*Instruction*: Using the material that follows, identify and copy each line with the string "skill".

——————————

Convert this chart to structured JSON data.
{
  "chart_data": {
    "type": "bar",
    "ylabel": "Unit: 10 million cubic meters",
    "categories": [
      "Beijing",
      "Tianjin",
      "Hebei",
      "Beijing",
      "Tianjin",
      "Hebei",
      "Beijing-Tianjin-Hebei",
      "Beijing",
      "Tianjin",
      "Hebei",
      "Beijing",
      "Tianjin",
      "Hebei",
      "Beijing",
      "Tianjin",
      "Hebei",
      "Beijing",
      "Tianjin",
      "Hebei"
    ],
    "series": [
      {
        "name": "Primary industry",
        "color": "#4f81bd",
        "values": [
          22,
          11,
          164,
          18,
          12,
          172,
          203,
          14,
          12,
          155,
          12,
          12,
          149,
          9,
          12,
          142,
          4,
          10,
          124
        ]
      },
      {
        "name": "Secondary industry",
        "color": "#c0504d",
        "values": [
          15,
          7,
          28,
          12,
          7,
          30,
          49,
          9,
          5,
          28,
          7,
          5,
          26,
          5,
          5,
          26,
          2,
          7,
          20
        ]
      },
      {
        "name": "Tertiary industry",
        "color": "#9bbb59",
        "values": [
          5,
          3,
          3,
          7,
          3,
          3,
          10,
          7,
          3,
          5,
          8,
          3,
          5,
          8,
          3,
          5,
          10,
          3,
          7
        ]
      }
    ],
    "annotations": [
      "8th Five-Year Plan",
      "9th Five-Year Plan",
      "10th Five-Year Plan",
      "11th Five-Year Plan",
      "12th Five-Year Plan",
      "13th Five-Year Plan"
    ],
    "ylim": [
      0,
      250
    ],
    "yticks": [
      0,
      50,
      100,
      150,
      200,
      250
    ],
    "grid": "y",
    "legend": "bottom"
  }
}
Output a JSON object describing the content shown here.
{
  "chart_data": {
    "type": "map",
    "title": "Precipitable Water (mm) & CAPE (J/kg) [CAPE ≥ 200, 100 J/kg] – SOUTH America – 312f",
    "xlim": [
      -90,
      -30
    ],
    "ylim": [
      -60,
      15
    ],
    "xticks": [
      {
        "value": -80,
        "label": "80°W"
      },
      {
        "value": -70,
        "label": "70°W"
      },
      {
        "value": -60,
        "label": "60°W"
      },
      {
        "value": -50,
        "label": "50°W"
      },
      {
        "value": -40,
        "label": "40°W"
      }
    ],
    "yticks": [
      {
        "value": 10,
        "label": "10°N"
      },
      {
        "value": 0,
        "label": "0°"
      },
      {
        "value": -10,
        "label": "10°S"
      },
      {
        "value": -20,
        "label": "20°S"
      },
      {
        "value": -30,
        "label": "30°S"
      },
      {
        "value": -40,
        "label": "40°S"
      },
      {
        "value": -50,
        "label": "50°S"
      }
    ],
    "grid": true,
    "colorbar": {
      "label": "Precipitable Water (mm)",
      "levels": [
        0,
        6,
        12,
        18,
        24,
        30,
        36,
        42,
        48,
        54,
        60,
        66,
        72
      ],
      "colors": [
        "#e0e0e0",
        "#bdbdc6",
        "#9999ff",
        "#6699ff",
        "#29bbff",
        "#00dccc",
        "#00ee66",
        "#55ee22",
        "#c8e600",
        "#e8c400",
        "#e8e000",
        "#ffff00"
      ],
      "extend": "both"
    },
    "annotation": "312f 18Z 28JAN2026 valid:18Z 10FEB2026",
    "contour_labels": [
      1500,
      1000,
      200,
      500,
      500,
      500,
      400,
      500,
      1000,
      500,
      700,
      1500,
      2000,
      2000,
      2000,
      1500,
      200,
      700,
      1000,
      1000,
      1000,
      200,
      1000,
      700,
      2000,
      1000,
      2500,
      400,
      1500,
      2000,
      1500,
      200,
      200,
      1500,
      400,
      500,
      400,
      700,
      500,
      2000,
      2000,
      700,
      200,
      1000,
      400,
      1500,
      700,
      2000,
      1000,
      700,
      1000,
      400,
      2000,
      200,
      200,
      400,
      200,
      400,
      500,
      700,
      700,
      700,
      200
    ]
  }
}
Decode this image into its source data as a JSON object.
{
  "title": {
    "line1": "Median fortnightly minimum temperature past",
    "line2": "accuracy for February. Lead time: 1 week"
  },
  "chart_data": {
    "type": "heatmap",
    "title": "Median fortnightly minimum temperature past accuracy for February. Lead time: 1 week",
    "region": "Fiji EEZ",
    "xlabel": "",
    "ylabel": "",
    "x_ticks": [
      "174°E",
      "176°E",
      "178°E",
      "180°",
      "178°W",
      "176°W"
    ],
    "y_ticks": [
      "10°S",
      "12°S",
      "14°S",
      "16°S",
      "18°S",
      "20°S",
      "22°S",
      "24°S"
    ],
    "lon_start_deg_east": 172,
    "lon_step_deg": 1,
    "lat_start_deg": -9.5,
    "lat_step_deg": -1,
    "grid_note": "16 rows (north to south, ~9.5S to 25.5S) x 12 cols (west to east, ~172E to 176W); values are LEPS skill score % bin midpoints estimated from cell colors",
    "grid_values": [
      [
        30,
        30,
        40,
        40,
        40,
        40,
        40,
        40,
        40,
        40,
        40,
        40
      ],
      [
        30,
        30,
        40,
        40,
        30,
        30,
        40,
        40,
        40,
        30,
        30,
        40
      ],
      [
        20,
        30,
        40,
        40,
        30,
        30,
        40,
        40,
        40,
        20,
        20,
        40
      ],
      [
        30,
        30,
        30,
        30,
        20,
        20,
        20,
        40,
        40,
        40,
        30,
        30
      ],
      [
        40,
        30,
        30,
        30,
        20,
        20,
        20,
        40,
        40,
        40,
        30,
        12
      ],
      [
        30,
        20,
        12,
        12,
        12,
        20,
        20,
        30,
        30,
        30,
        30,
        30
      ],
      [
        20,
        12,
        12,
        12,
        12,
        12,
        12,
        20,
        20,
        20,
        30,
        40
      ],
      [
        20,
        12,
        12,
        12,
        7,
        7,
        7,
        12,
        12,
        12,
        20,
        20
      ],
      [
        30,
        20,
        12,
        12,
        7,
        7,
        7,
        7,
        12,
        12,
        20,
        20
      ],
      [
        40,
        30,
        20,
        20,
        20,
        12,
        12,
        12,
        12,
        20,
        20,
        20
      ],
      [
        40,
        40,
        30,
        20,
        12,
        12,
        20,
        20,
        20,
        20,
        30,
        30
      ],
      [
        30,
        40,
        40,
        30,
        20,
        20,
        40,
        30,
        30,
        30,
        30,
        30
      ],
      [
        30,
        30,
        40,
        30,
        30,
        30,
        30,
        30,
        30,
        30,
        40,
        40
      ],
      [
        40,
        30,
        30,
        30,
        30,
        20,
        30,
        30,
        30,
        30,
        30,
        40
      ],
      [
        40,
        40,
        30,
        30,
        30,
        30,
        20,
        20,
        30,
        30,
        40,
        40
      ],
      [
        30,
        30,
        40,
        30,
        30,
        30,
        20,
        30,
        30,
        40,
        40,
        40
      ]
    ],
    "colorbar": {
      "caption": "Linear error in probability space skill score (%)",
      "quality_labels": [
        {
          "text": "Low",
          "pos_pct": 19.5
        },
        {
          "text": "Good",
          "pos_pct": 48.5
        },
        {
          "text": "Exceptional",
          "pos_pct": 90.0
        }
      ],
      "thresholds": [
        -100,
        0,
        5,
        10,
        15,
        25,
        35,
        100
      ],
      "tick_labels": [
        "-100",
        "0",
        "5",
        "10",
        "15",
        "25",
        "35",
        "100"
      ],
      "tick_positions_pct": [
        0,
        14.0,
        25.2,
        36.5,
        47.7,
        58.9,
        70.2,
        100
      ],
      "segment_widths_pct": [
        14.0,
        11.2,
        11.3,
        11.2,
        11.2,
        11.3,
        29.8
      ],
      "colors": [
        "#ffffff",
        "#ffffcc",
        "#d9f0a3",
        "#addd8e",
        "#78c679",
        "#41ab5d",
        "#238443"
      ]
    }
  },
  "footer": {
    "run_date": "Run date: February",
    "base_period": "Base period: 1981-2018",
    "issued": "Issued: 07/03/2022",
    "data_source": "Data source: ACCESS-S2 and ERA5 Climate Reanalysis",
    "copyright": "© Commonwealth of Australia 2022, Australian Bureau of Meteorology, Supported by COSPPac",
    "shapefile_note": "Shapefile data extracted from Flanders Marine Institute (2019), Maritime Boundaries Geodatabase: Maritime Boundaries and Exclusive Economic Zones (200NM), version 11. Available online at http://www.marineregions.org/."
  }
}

——————————

*Answer to this exercise*:
    "grid_note": "16 rows (north to south, ~9.5S to 25.5S) x 12 cols (west to east, ~172E to 176W); values are LEPS skill score % bin midpoints estimated from cell colors",
      "caption": "Linear error in probability space skill score (%)",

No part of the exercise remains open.